--- EXTRACTED ENTRIES ---

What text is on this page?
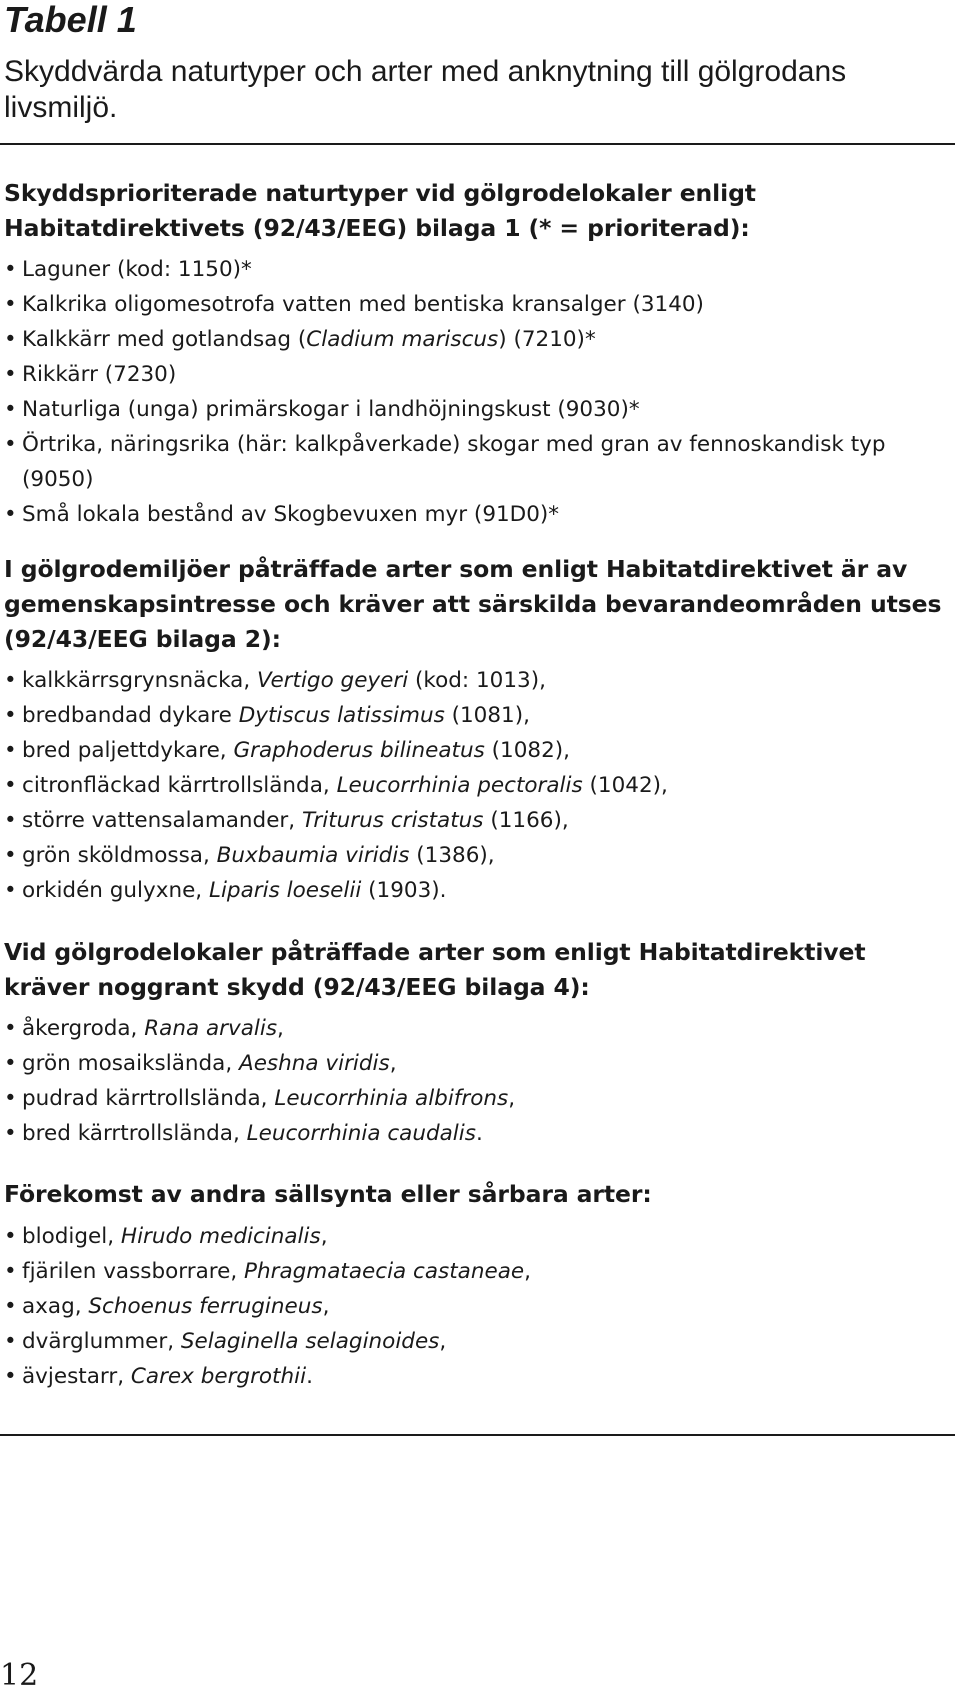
Tabell 1

Skyddvärda naturtyper och arter med anknytning till gölgrodans livsmiljö.

Skyddsprioriterade naturtyper vid gölgrodelokaler enligt Habitatdirektivets (92/43/EEG) bilaga 1 (* = prioriterad):
• Laguner (kod: 1150)*
• Kalkrika oligomesotrofa vatten med bentiska kransalger (3140)
• Kalkkärr med gotlandsag (Cladium mariscus) (7210)*
• Rikkärr (7230)
• Naturliga (unga) primärskogar i landhöjningskust (9030)*
• Örtrika, näringsrika (här: kalkpåverkade) skogar med gran av fennoskandisk typ (9050)
• Små lokala bestånd av Skogbevuxen myr (91D0)*
I gölgrodemiljöer påträffade arter som enligt Habitatdirektivet är av gemenskapsintresse och kräver att särskilda bevarandeområden utses (92/43/EEG bilaga 2):
• kalkkärrsgrynsnäcka, Vertigo geyeri (kod: 1013),
• bredbandad dykare Dytiscus latissimus (1081),
• bred paljettdykare, Graphoderus bilineatus (1082),
• citronfläckad kärrtrollslända, Leucorrhinia pectoralis (1042),
• större vattensalamander, Triturus cristatus (1166),
• grön sköldmossa, Buxbaumia viridis (1386),
• orkidén gulyxne, Liparis loeselii (1903).
Vid gölgrodelokaler påträffade arter som enligt Habitatdirektivet kräver noggrant skydd (92/43/EEG bilaga 4):
• åkergroda, Rana arvalis,
• grön mosaikslända, Aeshna viridis,
• pudrad kärrtrollslända, Leucorrhinia albifrons,
• bred kärrtrollslända, Leucorrhinia caudalis.
Förekomst av andra sällsynta eller sårbara arter:
• blodigel, Hirudo medicinalis,
• fjärilen vassborrare, Phragmataecia castaneae,
• axag, Schoenus ferrugineus,
• dvärglummer, Selaginella selaginoides,
• ävjestarr, Carex bergrothii.

12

--- TASK DETAILS ---
Keep the pictures out of your copy, and repeat every entry above exactly.

--- FULL OUTPUT ---
What text is on this page?
Tabell 1

Skyddvärda naturtyper och arter med anknytning till gölgrodans livsmiljö.

Skyddsprioriterade naturtyper vid gölgrodelokaler enligt Habitatdirektivets (92/43/EEG) bilaga 1 (* = prioriterad):
• Laguner (kod: 1150)*
• Kalkrika oligomesotrofa vatten med bentiska kransalger (3140)
• Kalkkärr med gotlandsag (Cladium mariscus) (7210)*
• Rikkärr (7230)
• Naturliga (unga) primärskogar i landhöjningskust (9030)*
• Örtrika, näringsrika (här: kalkpåverkade) skogar med gran av fennoskandisk typ (9050)
• Små lokala bestånd av Skogbevuxen myr (91D0)*
I gölgrodemiljöer påträffade arter som enligt Habitatdirektivet är av gemenskapsintresse och kräver att särskilda bevarandeområden utses (92/43/EEG bilaga 2):
• kalkkärrsgrynsnäcka, Vertigo geyeri (kod: 1013),
• bredbandad dykare Dytiscus latissimus (1081),
• bred paljettdykare, Graphoderus bilineatus (1082),
• citronfläckad kärrtrollslända, Leucorrhinia pectoralis (1042),
• större vattensalamander, Triturus cristatus (1166),
• grön sköldmossa, Buxbaumia viridis (1386),
• orkidén gulyxne, Liparis loeselii (1903).
Vid gölgrodelokaler påträffade arter som enligt Habitatdirektivet kräver noggrant skydd (92/43/EEG bilaga 4):
• åkergroda, Rana arvalis,
• grön mosaikslända, Aeshna viridis,
• pudrad kärrtrollslända, Leucorrhinia albifrons,
• bred kärrtrollslända, Leucorrhinia caudalis.
Förekomst av andra sällsynta eller sårbara arter:
• blodigel, Hirudo medicinalis,
• fjärilen vassborrare, Phragmataecia castaneae,
• axag, Schoenus ferrugineus,
• dvärglummer, Selaginella selaginoides,
• ävjestarr, Carex bergrothii.

12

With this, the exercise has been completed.